Copy out the listing exactly.

○ ○ ○ ○ ○

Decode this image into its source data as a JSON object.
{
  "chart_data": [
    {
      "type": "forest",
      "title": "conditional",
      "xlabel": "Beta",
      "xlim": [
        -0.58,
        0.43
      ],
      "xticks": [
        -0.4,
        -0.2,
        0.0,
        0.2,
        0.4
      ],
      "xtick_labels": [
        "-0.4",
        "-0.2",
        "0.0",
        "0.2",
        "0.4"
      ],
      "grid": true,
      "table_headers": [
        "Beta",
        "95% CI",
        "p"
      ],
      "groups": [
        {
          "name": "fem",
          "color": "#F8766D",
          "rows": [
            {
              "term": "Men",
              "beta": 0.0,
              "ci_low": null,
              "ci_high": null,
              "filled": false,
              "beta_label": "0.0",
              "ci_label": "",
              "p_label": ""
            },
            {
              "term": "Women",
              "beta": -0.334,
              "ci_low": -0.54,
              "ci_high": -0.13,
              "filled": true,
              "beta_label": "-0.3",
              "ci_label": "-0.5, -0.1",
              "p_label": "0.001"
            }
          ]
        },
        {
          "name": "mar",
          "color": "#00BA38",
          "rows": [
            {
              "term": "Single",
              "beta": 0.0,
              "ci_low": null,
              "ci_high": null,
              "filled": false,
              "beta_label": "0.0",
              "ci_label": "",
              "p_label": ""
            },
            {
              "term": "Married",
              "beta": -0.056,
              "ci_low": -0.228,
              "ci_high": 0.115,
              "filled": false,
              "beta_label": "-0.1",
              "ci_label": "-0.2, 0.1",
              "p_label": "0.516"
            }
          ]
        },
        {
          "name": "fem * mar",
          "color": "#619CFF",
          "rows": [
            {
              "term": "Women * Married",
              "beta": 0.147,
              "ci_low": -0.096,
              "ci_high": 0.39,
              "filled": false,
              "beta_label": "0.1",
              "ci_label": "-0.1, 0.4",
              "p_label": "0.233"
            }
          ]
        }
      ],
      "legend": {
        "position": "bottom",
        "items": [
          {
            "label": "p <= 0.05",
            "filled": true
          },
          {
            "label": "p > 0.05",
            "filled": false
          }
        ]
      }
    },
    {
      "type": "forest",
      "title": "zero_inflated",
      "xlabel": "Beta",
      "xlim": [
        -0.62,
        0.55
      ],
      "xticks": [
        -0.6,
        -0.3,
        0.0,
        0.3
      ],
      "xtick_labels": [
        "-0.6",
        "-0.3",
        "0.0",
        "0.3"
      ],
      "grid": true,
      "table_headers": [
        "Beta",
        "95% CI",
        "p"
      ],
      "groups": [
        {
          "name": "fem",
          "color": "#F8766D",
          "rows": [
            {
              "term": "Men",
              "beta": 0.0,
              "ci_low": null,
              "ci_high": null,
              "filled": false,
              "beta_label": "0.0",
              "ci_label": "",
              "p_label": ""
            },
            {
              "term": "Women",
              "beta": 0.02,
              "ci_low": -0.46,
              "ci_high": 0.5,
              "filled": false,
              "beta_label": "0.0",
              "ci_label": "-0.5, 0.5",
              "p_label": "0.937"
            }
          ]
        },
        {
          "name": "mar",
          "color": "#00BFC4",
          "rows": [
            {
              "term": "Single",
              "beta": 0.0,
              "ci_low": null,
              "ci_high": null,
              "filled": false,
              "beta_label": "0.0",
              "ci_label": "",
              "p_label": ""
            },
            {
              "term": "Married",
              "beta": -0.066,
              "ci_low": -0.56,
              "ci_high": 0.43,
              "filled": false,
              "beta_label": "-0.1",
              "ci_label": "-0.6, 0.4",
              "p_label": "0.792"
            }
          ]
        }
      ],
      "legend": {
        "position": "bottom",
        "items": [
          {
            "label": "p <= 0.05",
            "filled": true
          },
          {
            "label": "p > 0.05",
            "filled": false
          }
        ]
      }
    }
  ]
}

○ ○ ○ ○ ○

### SOLUTION FOR THIS TASK
Decode this image into its source data as a JSON object.
{
  "chart_data": [
    {
      "type": "forest",
      "title": "conditional",
      "xlabel": "Beta",
      "xlim": [
        -0.58,
        0.43
      ],
      "xticks": [
        -0.4,
        -0.2,
        0.0,
        0.2,
        0.4
      ],
      "xtick_labels": [
        "-0.4",
        "-0.2",
        "0.0",
        "0.2",
        "0.4"
      ],
      "grid": true,
      "table_headers": [
        "Beta",
        "95% CI",
        "p"
      ],
      "groups": [
        {
          "name": "fem",
          "color": "#F8766D",
          "rows": [
            {
              "term": "Men",
              "beta": 0.0,
              "ci_low": null,
              "ci_high": null,
              "filled": false,
              "beta_label": "0.0",
              "ci_label": "",
              "p_label": ""
            },
            {
              "term": "Women",
              "beta": -0.334,
              "ci_low": -0.54,
              "ci_high": -0.13,
              "filled": true,
              "beta_label": "-0.3",
              "ci_label": "-0.5, -0.1",
              "p_label": "0.001"
            }
          ]
        },
        {
          "name": "mar",
          "color": "#00BA38",
          "rows": [
            {
              "term": "Single",
              "beta": 0.0,
              "ci_low": null,
              "ci_high": null,
              "filled": false,
              "beta_label": "0.0",
              "ci_label": "",
              "p_label": ""
            },
            {
              "term": "Married",
              "beta": -0.056,
              "ci_low": -0.228,
              "ci_high": 0.115,
              "filled": false,
              "beta_label": "-0.1",
              "ci_label": "-0.2, 0.1",
              "p_label": "0.516"
            }
          ]
        },
        {
          "name": "fem * mar",
          "color": "#619CFF",
          "rows": [
            {
              "term": "Women * Married",
              "beta": 0.147,
              "ci_low": -0.096,
              "ci_high": 0.39,
              "filled": false,
              "beta_label": "0.1",
              "ci_label": "-0.1, 0.4",
              "p_label": "0.233"
            }
          ]
        }
      ],
      "legend": {
        "position": "bottom",
        "items": [
          {
            "label": "p <= 0.05",
            "filled": true
          },
          {
            "label": "p > 0.05",
            "filled": false
          }
        ]
      }
    },
    {
      "type": "forest",
      "title": "zero_inflated",
      "xlabel": "Beta",
      "xlim": [
        -0.62,
        0.55
      ],
      "xticks": [
        -0.6,
        -0.3,
        0.0,
        0.3
      ],
      "xtick_labels": [
        "-0.6",
        "-0.3",
        "0.0",
        "0.3"
      ],
      "grid": true,
      "table_headers": [
        "Beta",
        "95% CI",
        "p"
      ],
      "groups": [
        {
          "name": "fem",
          "color": "#F8766D",
          "rows": [
            {
              "term": "Men",
              "beta": 0.0,
              "ci_low": null,
              "ci_high": null,
              "filled": false,
              "beta_label": "0.0",
              "ci_label": "",
              "p_label": ""
            },
            {
              "term": "Women",
              "beta": 0.02,
              "ci_low": -0.46,
              "ci_high": 0.5,
              "filled": false,
              "beta_label": "0.0",
              "ci_label": "-0.5, 0.5",
              "p_label": "0.937"
            }
          ]
        },
        {
          "name": "mar",
          "color": "#00BFC4",
          "rows": [
            {
              "term": "Single",
              "beta": 0.0,
              "ci_low": null,
              "ci_high": null,
              "filled": false,
              "beta_label": "0.0",
              "ci_label": "",
              "p_label": ""
            },
            {
              "term": "Married",
              "beta": -0.066,
              "ci_low": -0.56,
              "ci_high": 0.43,
              "filled": false,
              "beta_label": "-0.1",
              "ci_label": "-0.6, 0.4",
              "p_label": "0.792"
            }
          ]
        }
      ],
      "legend": {
        "position": "bottom",
        "items": [
          {
            "label": "p <= 0.05",
            "filled": true
          },
          {
            "label": "p > 0.05",
            "filled": false
          }
        ]
      }
    }
  ]
}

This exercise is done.